*GIVEN TASK:*
Filter the records below for the word "this". Copy each line that holds it.

[Dataset listings of figures]
════════
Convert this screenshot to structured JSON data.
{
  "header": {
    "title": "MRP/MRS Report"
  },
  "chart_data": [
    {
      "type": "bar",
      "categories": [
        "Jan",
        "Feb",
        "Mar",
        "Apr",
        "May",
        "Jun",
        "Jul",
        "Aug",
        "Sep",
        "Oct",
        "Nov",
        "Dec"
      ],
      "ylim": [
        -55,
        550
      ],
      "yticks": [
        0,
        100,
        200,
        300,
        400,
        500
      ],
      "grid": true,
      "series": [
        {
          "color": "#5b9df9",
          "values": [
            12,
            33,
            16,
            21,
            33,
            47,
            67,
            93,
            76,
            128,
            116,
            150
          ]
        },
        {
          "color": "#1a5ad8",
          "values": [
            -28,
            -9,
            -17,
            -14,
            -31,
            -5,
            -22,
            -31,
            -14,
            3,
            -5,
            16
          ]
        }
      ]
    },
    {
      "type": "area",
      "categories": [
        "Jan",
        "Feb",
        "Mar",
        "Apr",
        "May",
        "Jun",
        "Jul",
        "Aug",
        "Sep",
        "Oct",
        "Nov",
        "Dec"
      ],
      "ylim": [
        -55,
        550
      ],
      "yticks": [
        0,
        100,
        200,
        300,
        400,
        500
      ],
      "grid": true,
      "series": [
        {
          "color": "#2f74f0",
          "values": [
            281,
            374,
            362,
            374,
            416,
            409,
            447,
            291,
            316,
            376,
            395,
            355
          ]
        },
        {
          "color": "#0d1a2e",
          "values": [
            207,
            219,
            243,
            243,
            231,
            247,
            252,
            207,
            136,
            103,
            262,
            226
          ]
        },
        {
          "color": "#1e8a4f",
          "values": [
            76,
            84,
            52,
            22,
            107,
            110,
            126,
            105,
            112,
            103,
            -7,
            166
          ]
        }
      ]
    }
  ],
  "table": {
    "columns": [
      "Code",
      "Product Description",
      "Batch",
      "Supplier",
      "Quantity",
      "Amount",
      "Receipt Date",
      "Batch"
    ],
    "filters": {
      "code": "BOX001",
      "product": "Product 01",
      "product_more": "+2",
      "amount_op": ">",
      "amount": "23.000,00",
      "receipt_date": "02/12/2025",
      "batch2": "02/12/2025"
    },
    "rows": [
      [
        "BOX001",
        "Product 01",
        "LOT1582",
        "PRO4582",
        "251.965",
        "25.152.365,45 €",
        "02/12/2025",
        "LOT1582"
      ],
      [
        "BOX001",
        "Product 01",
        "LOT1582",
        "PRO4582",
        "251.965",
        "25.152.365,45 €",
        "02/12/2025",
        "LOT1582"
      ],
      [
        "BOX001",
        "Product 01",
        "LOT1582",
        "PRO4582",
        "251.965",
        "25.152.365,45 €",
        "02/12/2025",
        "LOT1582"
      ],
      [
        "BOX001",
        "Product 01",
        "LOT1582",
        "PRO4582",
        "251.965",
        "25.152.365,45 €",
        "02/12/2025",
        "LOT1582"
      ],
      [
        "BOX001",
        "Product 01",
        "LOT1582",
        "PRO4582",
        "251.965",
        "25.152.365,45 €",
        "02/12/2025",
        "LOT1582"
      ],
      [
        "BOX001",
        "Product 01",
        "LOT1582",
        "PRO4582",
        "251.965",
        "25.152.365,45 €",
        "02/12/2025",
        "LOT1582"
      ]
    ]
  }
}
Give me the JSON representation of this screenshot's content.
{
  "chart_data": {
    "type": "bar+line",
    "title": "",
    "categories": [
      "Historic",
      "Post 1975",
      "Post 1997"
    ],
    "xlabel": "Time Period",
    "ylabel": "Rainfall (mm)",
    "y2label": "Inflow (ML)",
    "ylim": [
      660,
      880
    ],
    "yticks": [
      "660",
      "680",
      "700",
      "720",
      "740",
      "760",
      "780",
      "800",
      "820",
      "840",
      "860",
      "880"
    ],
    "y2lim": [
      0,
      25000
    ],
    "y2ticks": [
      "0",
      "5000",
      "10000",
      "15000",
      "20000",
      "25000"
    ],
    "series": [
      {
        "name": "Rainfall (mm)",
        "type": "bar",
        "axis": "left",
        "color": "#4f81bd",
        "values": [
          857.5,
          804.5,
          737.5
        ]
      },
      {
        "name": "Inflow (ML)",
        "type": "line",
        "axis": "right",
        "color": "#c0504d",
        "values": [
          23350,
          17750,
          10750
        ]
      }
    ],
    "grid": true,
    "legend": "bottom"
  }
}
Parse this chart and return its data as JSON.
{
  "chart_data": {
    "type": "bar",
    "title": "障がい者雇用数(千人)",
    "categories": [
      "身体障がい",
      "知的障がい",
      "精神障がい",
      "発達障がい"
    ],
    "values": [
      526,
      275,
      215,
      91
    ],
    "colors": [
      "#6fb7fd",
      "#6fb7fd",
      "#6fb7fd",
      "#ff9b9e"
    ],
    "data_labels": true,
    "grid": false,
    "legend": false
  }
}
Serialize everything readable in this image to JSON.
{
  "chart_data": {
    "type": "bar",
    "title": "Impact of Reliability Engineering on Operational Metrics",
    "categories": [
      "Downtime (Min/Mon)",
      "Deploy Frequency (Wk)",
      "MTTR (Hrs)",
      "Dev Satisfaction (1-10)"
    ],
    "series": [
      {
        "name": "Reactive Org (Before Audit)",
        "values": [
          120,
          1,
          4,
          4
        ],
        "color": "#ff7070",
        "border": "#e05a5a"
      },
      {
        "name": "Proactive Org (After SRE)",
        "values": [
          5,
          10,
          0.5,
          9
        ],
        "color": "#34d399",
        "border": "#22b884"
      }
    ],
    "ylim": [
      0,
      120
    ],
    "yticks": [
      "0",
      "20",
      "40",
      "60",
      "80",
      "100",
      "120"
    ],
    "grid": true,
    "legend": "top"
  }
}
════════
*WRITTEN ANSWER:*
Convert this screenshot to structured JSON data.
Give me the JSON representation of this screenshot's content.
Parse this chart and return its data as JSON.
Serialize everything readable in this image to JSON.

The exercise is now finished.